> _The input_
•••
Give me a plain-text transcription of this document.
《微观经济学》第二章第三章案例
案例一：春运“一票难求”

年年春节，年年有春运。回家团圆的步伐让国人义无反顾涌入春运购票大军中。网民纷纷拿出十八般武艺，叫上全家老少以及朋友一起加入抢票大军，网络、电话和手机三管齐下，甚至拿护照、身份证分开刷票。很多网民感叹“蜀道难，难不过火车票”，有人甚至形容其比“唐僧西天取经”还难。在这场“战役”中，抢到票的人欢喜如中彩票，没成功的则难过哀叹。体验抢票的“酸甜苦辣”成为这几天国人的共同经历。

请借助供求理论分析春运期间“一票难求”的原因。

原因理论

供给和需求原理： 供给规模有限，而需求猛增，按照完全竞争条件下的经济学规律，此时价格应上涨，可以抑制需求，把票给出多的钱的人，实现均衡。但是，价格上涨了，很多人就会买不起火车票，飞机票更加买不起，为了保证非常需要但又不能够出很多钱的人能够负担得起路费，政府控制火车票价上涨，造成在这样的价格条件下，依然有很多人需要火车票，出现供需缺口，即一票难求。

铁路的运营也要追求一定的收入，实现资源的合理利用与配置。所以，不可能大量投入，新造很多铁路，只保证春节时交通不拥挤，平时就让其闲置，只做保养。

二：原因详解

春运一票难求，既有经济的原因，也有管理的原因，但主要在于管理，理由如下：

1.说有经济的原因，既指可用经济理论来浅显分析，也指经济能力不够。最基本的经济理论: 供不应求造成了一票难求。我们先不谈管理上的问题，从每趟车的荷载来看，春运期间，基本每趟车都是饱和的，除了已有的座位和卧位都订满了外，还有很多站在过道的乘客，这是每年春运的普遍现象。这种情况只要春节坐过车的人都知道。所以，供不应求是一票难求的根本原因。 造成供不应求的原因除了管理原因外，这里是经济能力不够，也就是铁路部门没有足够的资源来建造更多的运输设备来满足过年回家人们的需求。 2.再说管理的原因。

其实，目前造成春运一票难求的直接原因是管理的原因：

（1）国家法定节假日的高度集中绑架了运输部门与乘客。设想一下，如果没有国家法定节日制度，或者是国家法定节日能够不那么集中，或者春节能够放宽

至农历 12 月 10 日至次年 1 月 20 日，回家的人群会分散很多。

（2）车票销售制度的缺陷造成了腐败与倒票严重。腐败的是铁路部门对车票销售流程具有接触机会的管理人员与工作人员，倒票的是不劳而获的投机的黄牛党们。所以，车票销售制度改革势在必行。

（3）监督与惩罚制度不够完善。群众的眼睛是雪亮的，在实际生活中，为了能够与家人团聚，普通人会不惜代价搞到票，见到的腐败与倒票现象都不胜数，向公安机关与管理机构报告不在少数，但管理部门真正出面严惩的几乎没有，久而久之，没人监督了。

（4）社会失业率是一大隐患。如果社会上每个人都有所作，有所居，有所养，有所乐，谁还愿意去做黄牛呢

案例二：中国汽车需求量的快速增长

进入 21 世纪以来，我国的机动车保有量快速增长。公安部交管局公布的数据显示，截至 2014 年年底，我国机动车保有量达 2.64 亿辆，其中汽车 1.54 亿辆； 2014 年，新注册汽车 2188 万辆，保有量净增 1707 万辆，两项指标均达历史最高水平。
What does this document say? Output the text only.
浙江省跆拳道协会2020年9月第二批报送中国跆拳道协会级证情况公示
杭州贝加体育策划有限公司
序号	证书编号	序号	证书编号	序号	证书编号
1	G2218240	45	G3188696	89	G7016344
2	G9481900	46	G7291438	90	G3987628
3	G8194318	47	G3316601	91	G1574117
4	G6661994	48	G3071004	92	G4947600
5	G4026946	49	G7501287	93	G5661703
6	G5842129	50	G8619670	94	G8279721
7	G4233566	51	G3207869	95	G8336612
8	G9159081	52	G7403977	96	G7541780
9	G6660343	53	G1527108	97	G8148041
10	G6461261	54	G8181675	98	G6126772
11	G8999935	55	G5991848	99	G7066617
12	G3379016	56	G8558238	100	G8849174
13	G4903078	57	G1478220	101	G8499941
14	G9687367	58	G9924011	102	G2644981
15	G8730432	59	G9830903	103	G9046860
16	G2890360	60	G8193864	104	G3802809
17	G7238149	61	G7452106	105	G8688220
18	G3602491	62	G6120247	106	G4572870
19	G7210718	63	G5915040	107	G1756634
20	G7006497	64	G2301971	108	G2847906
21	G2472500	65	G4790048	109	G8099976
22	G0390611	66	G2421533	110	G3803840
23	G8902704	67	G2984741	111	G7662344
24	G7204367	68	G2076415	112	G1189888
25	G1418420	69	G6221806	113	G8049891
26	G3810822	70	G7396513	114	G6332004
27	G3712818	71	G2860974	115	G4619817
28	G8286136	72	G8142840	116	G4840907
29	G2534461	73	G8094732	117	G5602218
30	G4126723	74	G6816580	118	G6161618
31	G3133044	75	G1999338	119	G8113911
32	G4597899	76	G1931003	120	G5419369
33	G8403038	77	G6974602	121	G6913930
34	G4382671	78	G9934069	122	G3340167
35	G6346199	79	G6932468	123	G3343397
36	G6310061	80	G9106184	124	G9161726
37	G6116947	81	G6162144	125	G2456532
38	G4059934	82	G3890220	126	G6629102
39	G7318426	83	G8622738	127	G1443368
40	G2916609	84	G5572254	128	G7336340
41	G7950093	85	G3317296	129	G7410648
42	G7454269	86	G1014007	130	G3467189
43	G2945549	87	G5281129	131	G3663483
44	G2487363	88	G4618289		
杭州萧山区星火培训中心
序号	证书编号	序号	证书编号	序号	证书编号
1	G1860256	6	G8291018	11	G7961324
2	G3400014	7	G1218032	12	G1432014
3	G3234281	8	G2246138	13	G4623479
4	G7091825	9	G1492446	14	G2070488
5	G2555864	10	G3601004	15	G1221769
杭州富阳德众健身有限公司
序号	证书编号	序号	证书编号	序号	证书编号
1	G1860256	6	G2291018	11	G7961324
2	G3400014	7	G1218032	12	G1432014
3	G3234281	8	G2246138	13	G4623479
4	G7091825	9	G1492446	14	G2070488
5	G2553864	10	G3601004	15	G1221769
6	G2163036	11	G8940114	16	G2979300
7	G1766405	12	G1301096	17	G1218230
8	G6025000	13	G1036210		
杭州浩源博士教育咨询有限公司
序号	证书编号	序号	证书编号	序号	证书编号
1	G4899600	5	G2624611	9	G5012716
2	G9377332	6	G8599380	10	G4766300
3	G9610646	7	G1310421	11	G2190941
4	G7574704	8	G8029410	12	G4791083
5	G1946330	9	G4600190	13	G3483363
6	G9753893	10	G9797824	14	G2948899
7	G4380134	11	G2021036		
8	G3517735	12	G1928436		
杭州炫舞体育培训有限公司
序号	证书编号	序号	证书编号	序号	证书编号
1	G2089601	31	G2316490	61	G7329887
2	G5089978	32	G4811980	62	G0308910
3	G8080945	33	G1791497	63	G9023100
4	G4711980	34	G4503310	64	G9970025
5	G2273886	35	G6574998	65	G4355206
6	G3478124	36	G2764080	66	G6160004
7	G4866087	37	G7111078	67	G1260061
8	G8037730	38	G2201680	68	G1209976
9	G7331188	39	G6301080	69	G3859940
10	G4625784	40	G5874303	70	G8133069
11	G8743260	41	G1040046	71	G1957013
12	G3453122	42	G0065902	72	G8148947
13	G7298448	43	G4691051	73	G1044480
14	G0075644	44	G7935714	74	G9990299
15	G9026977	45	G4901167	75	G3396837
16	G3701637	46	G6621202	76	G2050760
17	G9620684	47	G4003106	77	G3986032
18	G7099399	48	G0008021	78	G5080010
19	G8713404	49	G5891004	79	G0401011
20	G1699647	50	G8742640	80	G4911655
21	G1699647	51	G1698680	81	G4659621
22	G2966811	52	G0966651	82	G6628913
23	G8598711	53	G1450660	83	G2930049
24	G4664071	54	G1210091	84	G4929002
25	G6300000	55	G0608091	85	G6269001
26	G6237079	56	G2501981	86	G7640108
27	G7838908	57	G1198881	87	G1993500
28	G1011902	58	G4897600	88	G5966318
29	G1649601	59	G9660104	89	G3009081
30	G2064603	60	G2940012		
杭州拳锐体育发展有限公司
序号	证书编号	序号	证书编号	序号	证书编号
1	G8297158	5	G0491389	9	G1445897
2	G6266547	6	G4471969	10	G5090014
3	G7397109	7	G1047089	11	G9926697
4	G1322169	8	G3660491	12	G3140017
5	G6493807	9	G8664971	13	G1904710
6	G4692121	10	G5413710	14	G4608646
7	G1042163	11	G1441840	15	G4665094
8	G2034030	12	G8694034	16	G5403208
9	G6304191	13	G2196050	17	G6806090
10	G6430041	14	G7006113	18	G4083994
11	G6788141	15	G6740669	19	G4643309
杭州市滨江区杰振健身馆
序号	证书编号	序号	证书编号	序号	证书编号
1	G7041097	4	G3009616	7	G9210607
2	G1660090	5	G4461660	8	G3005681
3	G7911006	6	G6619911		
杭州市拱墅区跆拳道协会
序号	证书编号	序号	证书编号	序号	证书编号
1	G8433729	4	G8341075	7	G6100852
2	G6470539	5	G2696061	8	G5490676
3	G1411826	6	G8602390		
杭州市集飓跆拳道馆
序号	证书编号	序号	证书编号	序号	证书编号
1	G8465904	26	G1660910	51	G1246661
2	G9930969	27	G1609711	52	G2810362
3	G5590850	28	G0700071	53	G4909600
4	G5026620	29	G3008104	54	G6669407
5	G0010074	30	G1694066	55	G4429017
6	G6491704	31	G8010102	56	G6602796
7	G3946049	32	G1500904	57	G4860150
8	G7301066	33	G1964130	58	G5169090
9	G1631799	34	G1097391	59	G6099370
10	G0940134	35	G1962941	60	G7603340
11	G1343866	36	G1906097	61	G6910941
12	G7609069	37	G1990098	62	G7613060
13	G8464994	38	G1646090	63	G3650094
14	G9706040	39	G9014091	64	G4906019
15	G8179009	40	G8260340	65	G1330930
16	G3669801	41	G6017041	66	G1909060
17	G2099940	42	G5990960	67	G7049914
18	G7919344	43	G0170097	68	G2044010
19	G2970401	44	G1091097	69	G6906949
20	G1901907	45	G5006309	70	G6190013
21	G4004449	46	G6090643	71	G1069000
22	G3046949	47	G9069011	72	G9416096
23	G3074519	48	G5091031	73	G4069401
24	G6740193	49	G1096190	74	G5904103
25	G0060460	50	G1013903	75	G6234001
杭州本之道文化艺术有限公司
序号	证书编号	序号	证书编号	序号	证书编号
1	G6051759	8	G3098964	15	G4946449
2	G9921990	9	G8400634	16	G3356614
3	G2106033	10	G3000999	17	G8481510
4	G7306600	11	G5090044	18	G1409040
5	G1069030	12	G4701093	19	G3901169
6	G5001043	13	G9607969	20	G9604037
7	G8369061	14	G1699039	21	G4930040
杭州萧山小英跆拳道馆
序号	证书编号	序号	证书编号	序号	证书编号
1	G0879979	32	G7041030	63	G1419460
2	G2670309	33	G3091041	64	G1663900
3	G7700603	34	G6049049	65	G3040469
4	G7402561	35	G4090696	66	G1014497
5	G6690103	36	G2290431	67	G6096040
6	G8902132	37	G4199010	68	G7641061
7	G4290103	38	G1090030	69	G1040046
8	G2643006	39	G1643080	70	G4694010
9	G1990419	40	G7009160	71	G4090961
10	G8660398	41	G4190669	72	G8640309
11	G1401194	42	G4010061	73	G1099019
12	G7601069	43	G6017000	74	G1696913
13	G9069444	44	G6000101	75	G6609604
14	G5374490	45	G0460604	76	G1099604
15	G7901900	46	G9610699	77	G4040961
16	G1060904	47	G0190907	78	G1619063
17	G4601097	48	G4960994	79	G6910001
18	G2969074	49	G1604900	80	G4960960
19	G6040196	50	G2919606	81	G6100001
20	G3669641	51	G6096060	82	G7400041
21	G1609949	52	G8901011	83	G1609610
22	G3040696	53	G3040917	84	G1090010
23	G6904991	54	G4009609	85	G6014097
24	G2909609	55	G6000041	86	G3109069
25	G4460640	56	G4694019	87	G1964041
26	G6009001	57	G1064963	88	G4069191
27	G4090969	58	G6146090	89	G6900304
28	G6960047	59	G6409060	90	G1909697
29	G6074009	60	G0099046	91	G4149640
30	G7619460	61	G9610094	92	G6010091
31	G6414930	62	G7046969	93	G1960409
•••
> _Short problem_
Indicate how many lines of the material contain the string "this", giving the number and nothing more.

> _Result of the exercise_
2